| Text extract |
____________
Purpose of the Posting Run
On the selection screen of the report, specify the specific activity you want to perform in
the posting run:
Planned posting run: You post to the next period that is specified according to the
posting cycle. During a regular posting run of this kind, the system does not allow for
limiting the run to particular assets. As long as the last normal period was already posted, it
is possible to post to special periods in Financial Accounting. This is generally required,
when certain measures for the year-end closing (regarding accounting policy) should be
kept from distorting the results for the last normal period. Start a planned posting run by
entering any special period (for example, 13). When you have a non-calendar fiscal year,
you still have to enter the FI period to be posted, rather than the calendar period.
Repeat posting run: You can request a repeat posting run for the last period posted. A
repeat run might be necessary, for example, if the depreciation terms were changed for
individual assets in connection with the year-end closing. During a repeat posting run, the
system only posts the differences that resulted between the first posting run and the repeat
posting run (no double posting). You can limit the run to particular assets.
There are special considerations related to the use of catch-up or smoothing when you
make a repeat run (see OAYR).
Catch-up method
When you use the catch-up method, the system calculates depreciation over again
from the start of the year (or depreciation start) up to and including the depreciation
period you are now posting. The difference between this amount and the total
depreciation already posted is the new depreciation amount that is posted in the
case of a repeat run. As a result of this recalculation of depreciation, new postings
and changed depreciation parameters are included in the repeat run.
____________
| Given information |
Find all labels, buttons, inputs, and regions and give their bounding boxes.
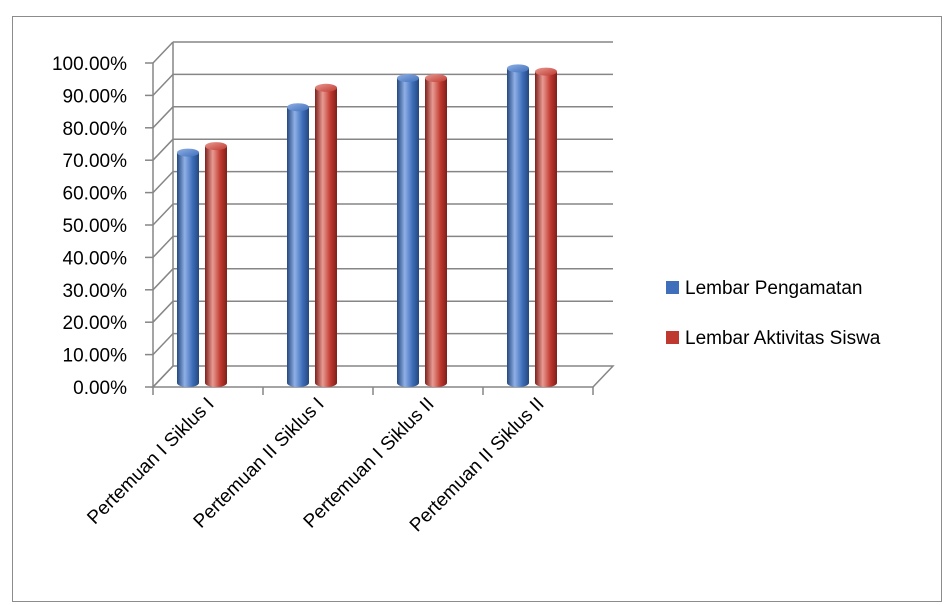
- grid-diagonal: [152, 171, 174, 194]
- legend-swatch: [666, 281, 679, 294]
- axes: [145, 42, 615, 395]
- grid-diagonal: [152, 300, 174, 323]
- y-tick-label: 60.00%: [63, 184, 128, 205]
- bar: [397, 74, 419, 387]
- bar-body: [535, 71, 557, 387]
- bar-body: [397, 78, 419, 387]
- grid-diagonal: [152, 268, 174, 291]
- grid-diagonal: [152, 106, 174, 129]
- legend-label: Lembar Aktivitas Siswa: [685, 328, 881, 349]
- bar: [425, 74, 447, 387]
- legend: Lembar Pengamatan Lembar Aktivitas Siswa: [666, 278, 881, 349]
- grid-diagonal: [152, 203, 174, 226]
- y-tick-label: 30.00%: [63, 281, 128, 302]
- bar-body: [177, 152, 199, 387]
- bar: [507, 64, 529, 387]
- bar-top: [535, 67, 557, 76]
- y-tick-labels: 0.00% 10.00% 20.00% 30.00% 40.00% 50.00% 60.00…: [52, 54, 127, 399]
- bar-body: [287, 107, 309, 387]
- y-tick-label: 100.00%: [52, 54, 127, 75]
- y-tick-label: 0.00%: [73, 378, 127, 399]
- grid-diagonal: [152, 138, 174, 161]
- y-tick-label: 80.00%: [63, 119, 128, 140]
- bar-body: [425, 78, 447, 387]
- grid-diagonal: [152, 73, 174, 96]
- y-tick-label: 20.00%: [63, 313, 128, 334]
- bar-top: [425, 74, 447, 83]
- bar-top: [507, 64, 529, 73]
- bar-body: [507, 68, 529, 387]
- bar: [535, 67, 557, 387]
- grid-diagonal: [152, 235, 174, 258]
- legend-swatch: [666, 331, 679, 344]
- bar: [205, 142, 227, 387]
- bar: [287, 103, 309, 387]
- bar-top: [205, 142, 227, 151]
- chart-floor: [151, 365, 615, 388]
- y-tick-label: 90.00%: [63, 86, 128, 107]
- y-tick-label: 50.00%: [63, 216, 128, 237]
- y-tick-label: 10.00%: [63, 346, 128, 367]
- bar: [177, 148, 199, 387]
- bar-top: [397, 74, 419, 83]
- bars: [177, 64, 557, 387]
- bar-top: [315, 83, 337, 92]
- bar-body: [315, 87, 337, 387]
- y-tick-label: 40.00%: [63, 248, 128, 269]
- grid-diagonal: [152, 333, 174, 356]
- y-tick-label: 70.00%: [63, 151, 128, 172]
- bar: [315, 83, 337, 387]
- bar-top: [287, 103, 309, 112]
- bar-top: [177, 148, 199, 157]
- bar-body: [205, 146, 227, 387]
- grid-diagonal: [152, 41, 174, 64]
- legend-label: Lembar Pengamatan: [685, 278, 862, 299]
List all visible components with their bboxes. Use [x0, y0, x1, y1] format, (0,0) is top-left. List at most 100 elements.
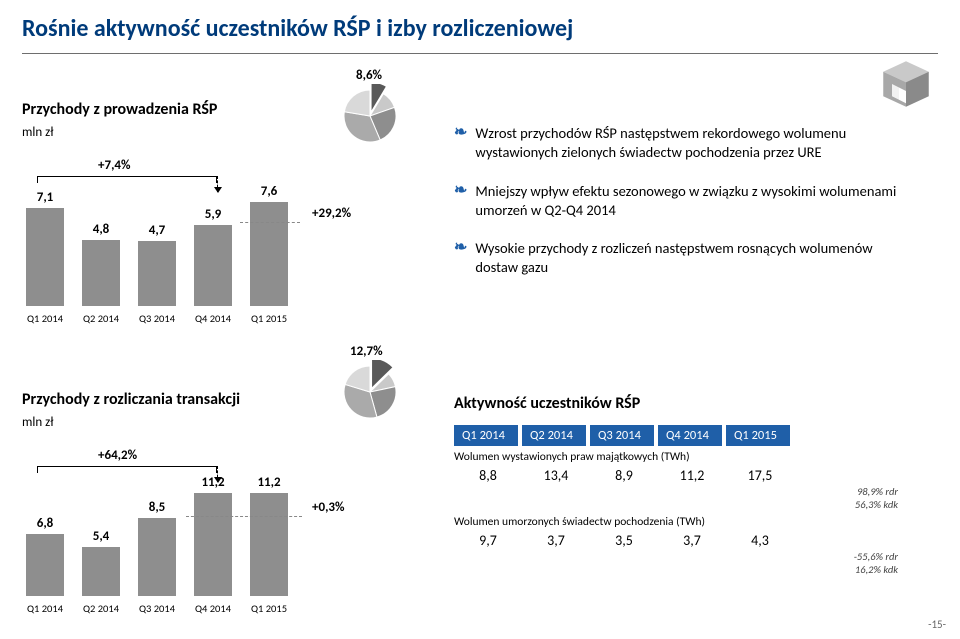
activity-cell: 3,7	[658, 531, 726, 550]
x-axis-label: Q1 2014	[22, 602, 68, 615]
bar-value-label: 8,5	[149, 500, 166, 515]
chart2-arrow	[217, 466, 218, 482]
activity-cell: 4,3	[726, 531, 794, 550]
x-axis-label: Q1 2015	[246, 312, 292, 325]
x-axis-label: Q4 2014	[190, 312, 236, 325]
bar-rect	[26, 534, 64, 596]
activity-cell: 8,8	[454, 466, 522, 485]
bar-column: 5,4	[78, 529, 124, 597]
x-axis-label: Q4 2014	[190, 602, 236, 615]
bar-value-label: 11,2	[257, 475, 280, 490]
bullet-marker-icon: ❧	[454, 182, 467, 220]
activity-row-title: Wolumen wystawionych praw majątkowych (T…	[454, 450, 938, 464]
x-axis-label: Q1 2014	[22, 312, 68, 325]
bar-rect	[26, 208, 64, 306]
page-title: Rośnie aktywność uczestników RŚP i izby …	[0, 0, 960, 53]
x-axis-label: Q3 2014	[134, 602, 180, 615]
chart2-title: Przychody z rozliczania transakcji	[22, 390, 352, 409]
chart1-bracket	[37, 176, 217, 177]
activity-cell: 3,5	[590, 531, 658, 550]
chart2-dashline	[186, 516, 302, 517]
pie1: 8,6%	[338, 84, 402, 153]
bar-column: 4,7	[134, 223, 180, 306]
chart1-bars: 7,1 4,8 4,7 5,9 7,6 Q1 2014 Q2 2014 Q3 2014 Q4 …	[22, 176, 352, 325]
activity-cell: 17,5	[726, 466, 794, 485]
activity-head-row: Q1 2014Q2 2014Q3 2014Q4 2014Q1 2015	[454, 425, 938, 446]
bar-value-label: 5,4	[93, 529, 110, 544]
pie-slice	[344, 90, 370, 116]
bullet-item: ❧Wzrost przychodów RŚP następstwem rekor…	[454, 124, 898, 162]
bar-value-label: 6,8	[37, 516, 54, 531]
bar-column: 11,2	[190, 475, 236, 596]
bar-rect	[138, 518, 176, 596]
activity-head-cell: Q1 2014	[454, 425, 518, 446]
bar-column: 5,9	[190, 207, 236, 306]
activity-note: 98,9% rdr	[454, 485, 938, 498]
bullet-marker-icon: ❧	[454, 124, 467, 162]
bullet-text: Wysokie przychody z rozliczeń następstwe…	[475, 239, 898, 277]
activity-cell: 8,9	[590, 466, 658, 485]
bar-value-label: 4,7	[149, 223, 166, 238]
bar-column: 8,5	[134, 500, 180, 596]
chart1-title: Przychody z prowadzenia RŚP	[22, 100, 352, 119]
bar-value-label: 5,9	[205, 207, 222, 222]
chart1-arrow	[217, 176, 218, 192]
activity-table: Aktywność uczestników RŚP Q1 2014Q2 2014…	[454, 394, 938, 576]
x-axis-label: Q1 2015	[246, 602, 292, 615]
chart2-bracket	[37, 466, 217, 467]
bar-rect	[250, 493, 288, 596]
brand-logo	[878, 56, 934, 112]
activity-note: -55,6% rdr	[454, 550, 938, 563]
activity-head-cell: Q4 2014	[658, 425, 722, 446]
pie2: 12,7%	[338, 360, 402, 429]
page-number: -15-	[928, 618, 946, 631]
activity-data-row: 8,813,48,911,217,5	[454, 466, 938, 485]
bar-rect	[82, 240, 120, 306]
x-axis-label: Q2 2014	[78, 312, 124, 325]
x-axis-label: Q2 2014	[78, 602, 124, 615]
bar-column: 4,8	[78, 222, 124, 306]
chart2-bars: 6,8 5,4 8,5 11,2 11,2 Q1 2014 Q2 2014 Q3 2014 Q…	[22, 466, 352, 615]
bar-rect	[250, 202, 288, 307]
bar-column: 7,1	[22, 190, 68, 306]
bullet-text: Mniejszy wpływ efektu sezonowego w związ…	[475, 182, 898, 220]
activity-cell: 9,7	[454, 531, 522, 550]
bar-rect	[82, 547, 120, 597]
bar-rect	[194, 493, 232, 596]
activity-note: 56,3% kdk	[454, 498, 938, 511]
activity-head-cell: Q1 2015	[726, 425, 790, 446]
chart-settlement-revenue: Przychody z rozliczania transakcji mln z…	[22, 390, 352, 615]
x-axis-label: Q3 2014	[134, 312, 180, 325]
activity-data-row: 9,73,73,53,74,3	[454, 531, 938, 550]
activity-note: 16,2% kdk	[454, 563, 938, 576]
activity-title: Aktywność uczestników RŚP	[454, 394, 938, 413]
chart2-pct-big: +0,3%	[312, 500, 344, 515]
chart2-pct-small: +64,2%	[98, 448, 137, 463]
bar-value-label: 4,8	[93, 222, 110, 237]
bar-column: 6,8	[22, 516, 68, 596]
chart1-pct-big: +29,2%	[312, 206, 351, 221]
chart1-unit: mln zł	[22, 125, 352, 140]
bullet-item: ❧Mniejszy wpływ efektu sezonowego w zwią…	[454, 182, 898, 220]
bar-column: 11,2	[246, 475, 292, 596]
activity-head-cell: Q2 2014	[522, 425, 586, 446]
pie2-svg	[338, 360, 402, 424]
bar-column: 7,6	[246, 184, 292, 307]
bar-value-label: 7,1	[37, 190, 54, 205]
chart1-dashline	[240, 222, 300, 223]
bar-value-label: 7,6	[261, 184, 278, 199]
activity-row-title: Wolumen umorzonych świadectw pochodzenia…	[454, 515, 938, 529]
pie1-label: 8,6%	[356, 68, 382, 83]
bullet-marker-icon: ❧	[454, 239, 467, 277]
pie1-svg	[338, 84, 402, 148]
activity-cell: 13,4	[522, 466, 590, 485]
chart2-unit: mln zł	[22, 415, 352, 430]
pie2-label: 12,7%	[350, 344, 383, 359]
chart1-pct-small: +7,4%	[98, 158, 130, 173]
chart-rsp-revenue: Przychody z prowadzenia RŚP mln zł 7,1 4,…	[22, 100, 352, 325]
activity-cell: 3,7	[522, 531, 590, 550]
activity-cell: 11,2	[658, 466, 726, 485]
title-divider	[22, 53, 938, 54]
bar-rect	[138, 241, 176, 306]
activity-head-cell: Q3 2014	[590, 425, 654, 446]
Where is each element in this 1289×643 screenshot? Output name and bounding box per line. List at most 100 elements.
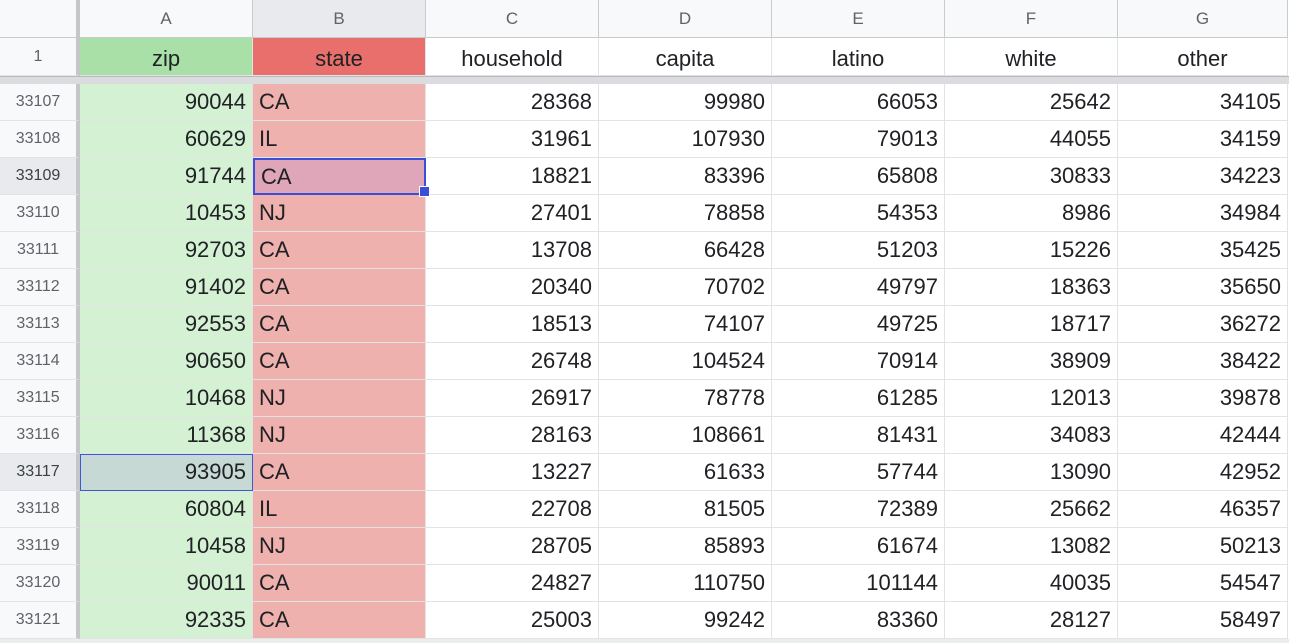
cell-household[interactable]: 20340 bbox=[426, 269, 599, 306]
cell-latino[interactable]: 51203 bbox=[772, 232, 945, 269]
cell-capita[interactable]: 85893 bbox=[599, 528, 772, 565]
header-cell-household[interactable]: household bbox=[426, 38, 599, 76]
cell-state[interactable]: CA bbox=[253, 454, 426, 491]
cell-latino[interactable]: 61674 bbox=[772, 528, 945, 565]
row-number[interactable]: 33121 bbox=[0, 602, 80, 639]
cell-household[interactable]: 31961 bbox=[426, 121, 599, 158]
cell-capita[interactable]: 74107 bbox=[599, 306, 772, 343]
cell-other[interactable]: 42444 bbox=[1118, 417, 1288, 454]
cell-capita[interactable]: 61633 bbox=[599, 454, 772, 491]
row-number[interactable]: 33118 bbox=[0, 491, 80, 528]
cell-latino[interactable]: 49725 bbox=[772, 306, 945, 343]
select-all-corner[interactable] bbox=[0, 0, 80, 38]
header-cell-latino[interactable]: latino bbox=[772, 38, 945, 76]
cell-household[interactable]: 18513 bbox=[426, 306, 599, 343]
cell-white[interactable]: 30833 bbox=[945, 158, 1118, 195]
column-header-d[interactable]: D bbox=[599, 0, 772, 38]
cell-other[interactable]: 38422 bbox=[1118, 343, 1288, 380]
row-number[interactable]: 33117 bbox=[0, 454, 80, 491]
header-cell-capita[interactable]: capita bbox=[599, 38, 772, 76]
header-cell-zip[interactable]: zip bbox=[80, 38, 253, 76]
cell-latino[interactable]: 65808 bbox=[772, 158, 945, 195]
cell-household[interactable]: 13708 bbox=[426, 232, 599, 269]
cell-other[interactable]: 42952 bbox=[1118, 454, 1288, 491]
cell-other[interactable]: 46357 bbox=[1118, 491, 1288, 528]
cell-household[interactable]: 25003 bbox=[426, 602, 599, 639]
cell-other[interactable]: 34159 bbox=[1118, 121, 1288, 158]
cell-state[interactable]: NJ bbox=[253, 417, 426, 454]
cell-capita[interactable]: 66428 bbox=[599, 232, 772, 269]
row-number[interactable]: 33114 bbox=[0, 343, 80, 380]
cell-household[interactable]: 28368 bbox=[426, 84, 599, 121]
freeze-divider[interactable] bbox=[0, 76, 1289, 84]
cell-zip[interactable]: 92703 bbox=[80, 232, 253, 269]
cell-latino[interactable]: 61285 bbox=[772, 380, 945, 417]
cell-white[interactable]: 13090 bbox=[945, 454, 1118, 491]
row-number[interactable]: 33119 bbox=[0, 528, 80, 565]
row-number[interactable]: 33112 bbox=[0, 269, 80, 306]
fill-handle[interactable] bbox=[419, 186, 430, 197]
cell-white[interactable]: 8986 bbox=[945, 195, 1118, 232]
cell-state[interactable]: CA bbox=[253, 269, 426, 306]
cell-capita[interactable]: 81505 bbox=[599, 491, 772, 528]
cell-household[interactable]: 26748 bbox=[426, 343, 599, 380]
cell-latino[interactable]: 66053 bbox=[772, 84, 945, 121]
cell-household[interactable]: 28705 bbox=[426, 528, 599, 565]
cell-white[interactable]: 15226 bbox=[945, 232, 1118, 269]
cell-household[interactable]: 24827 bbox=[426, 565, 599, 602]
cell-white[interactable]: 40035 bbox=[945, 565, 1118, 602]
row-number[interactable]: 33113 bbox=[0, 306, 80, 343]
cell-other[interactable]: 35425 bbox=[1118, 232, 1288, 269]
cell-state[interactable]: IL bbox=[253, 121, 426, 158]
cell-zip[interactable]: 91744 bbox=[80, 158, 253, 195]
cell-state[interactable]: CA bbox=[253, 602, 426, 639]
cell-zip[interactable]: 10458 bbox=[80, 528, 253, 565]
cell-state[interactable]: CA bbox=[253, 84, 426, 121]
cell-white[interactable]: 12013 bbox=[945, 380, 1118, 417]
cell-zip[interactable]: 93905 bbox=[80, 454, 253, 491]
cell-other[interactable]: 54547 bbox=[1118, 565, 1288, 602]
cell-capita[interactable]: 99980 bbox=[599, 84, 772, 121]
cell-household[interactable]: 26917 bbox=[426, 380, 599, 417]
row-number[interactable]: 33107 bbox=[0, 84, 80, 121]
cell-other[interactable]: 35650 bbox=[1118, 269, 1288, 306]
cell-white[interactable]: 34083 bbox=[945, 417, 1118, 454]
column-header-e[interactable]: E bbox=[772, 0, 945, 38]
cell-latino[interactable]: 72389 bbox=[772, 491, 945, 528]
header-cell-white[interactable]: white bbox=[945, 38, 1118, 76]
column-header-b[interactable]: B bbox=[253, 0, 426, 38]
cell-other[interactable]: 36272 bbox=[1118, 306, 1288, 343]
cell-white[interactable]: 18717 bbox=[945, 306, 1118, 343]
cell-state[interactable]: CA bbox=[253, 232, 426, 269]
row-number[interactable]: 1 bbox=[0, 38, 80, 76]
cell-zip[interactable]: 60629 bbox=[80, 121, 253, 158]
cell-white[interactable]: 44055 bbox=[945, 121, 1118, 158]
cell-capita[interactable]: 70702 bbox=[599, 269, 772, 306]
row-number[interactable]: 33109 bbox=[0, 158, 80, 195]
cell-state[interactable]: NJ bbox=[253, 528, 426, 565]
cell-other[interactable]: 50213 bbox=[1118, 528, 1288, 565]
cell-state[interactable]: CA bbox=[253, 343, 426, 380]
cell-latino[interactable]: 83360 bbox=[772, 602, 945, 639]
row-number[interactable]: 33110 bbox=[0, 195, 80, 232]
cell-white[interactable]: 13082 bbox=[945, 528, 1118, 565]
cell-zip[interactable]: 92553 bbox=[80, 306, 253, 343]
cell-state[interactable]: CA bbox=[253, 306, 426, 343]
cell-zip[interactable]: 90011 bbox=[80, 565, 253, 602]
cell-zip[interactable]: 92335 bbox=[80, 602, 253, 639]
cell-other[interactable]: 34984 bbox=[1118, 195, 1288, 232]
cell-capita[interactable]: 110750 bbox=[599, 565, 772, 602]
cell-latino[interactable]: 54353 bbox=[772, 195, 945, 232]
cell-other[interactable]: 34105 bbox=[1118, 84, 1288, 121]
row-number[interactable]: 33116 bbox=[0, 417, 80, 454]
cell-zip[interactable]: 90044 bbox=[80, 84, 253, 121]
cell-other[interactable]: 34223 bbox=[1118, 158, 1288, 195]
cell-capita[interactable]: 83396 bbox=[599, 158, 772, 195]
cell-household[interactable]: 13227 bbox=[426, 454, 599, 491]
row-number[interactable]: 33120 bbox=[0, 565, 80, 602]
cell-zip[interactable]: 91402 bbox=[80, 269, 253, 306]
cell-white[interactable]: 28127 bbox=[945, 602, 1118, 639]
column-header-c[interactable]: C bbox=[426, 0, 599, 38]
cell-zip[interactable]: 10453 bbox=[80, 195, 253, 232]
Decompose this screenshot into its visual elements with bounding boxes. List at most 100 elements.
____________
| Set exercise A |
Translate into Spanish this sentence from the posting run text: "During a repeat posting run, the system only posts the differences that resulted between the first posting run and the repeat posting run (no double posting)."
| Set exercise B |
From the entries, output the lines between the line holding "531, 726, 550]" and the line holding "208, 64, 306]", inclusive.

| Exercise answer A |
Durante una ejecución de contabilización repetida, el sistema solo contabiliza las diferencias que resultaron entre la primera ejecución de contabilización y la ejecución de contabilización repetida (sin contabilización doble).

| Exercise answer B |
activity-cell: 3,7	[658, 531, 726, 550]
x-axis-label: Q1 2014	[22, 602, 68, 615]
bar-value-label: 8,5	[149, 500, 166, 515]
chart2-arrow	[217, 466, 218, 482]
activity-cell: 4,3	[726, 531, 794, 550]
x-axis-label: Q1 2015	[246, 312, 292, 325]
x-axis-label: Q4 2014	[190, 312, 236, 325]
bar-rect	[26, 534, 64, 596]
activity-cell: 8,8	[454, 466, 522, 485]
bar-column: 5,4	[78, 529, 124, 597]
x-axis-label: Q4 2014	[190, 602, 236, 615]
bar-value-label: 11,2	[257, 475, 280, 490]
bullet-marker-icon: ❧	[454, 182, 467, 220]
activity-row-title: Wolumen wystawionych praw majątkowych (T…	[454, 450, 938, 464]
x-axis-label: Q1 2014	[22, 312, 68, 325]
bar-rect	[26, 208, 64, 306]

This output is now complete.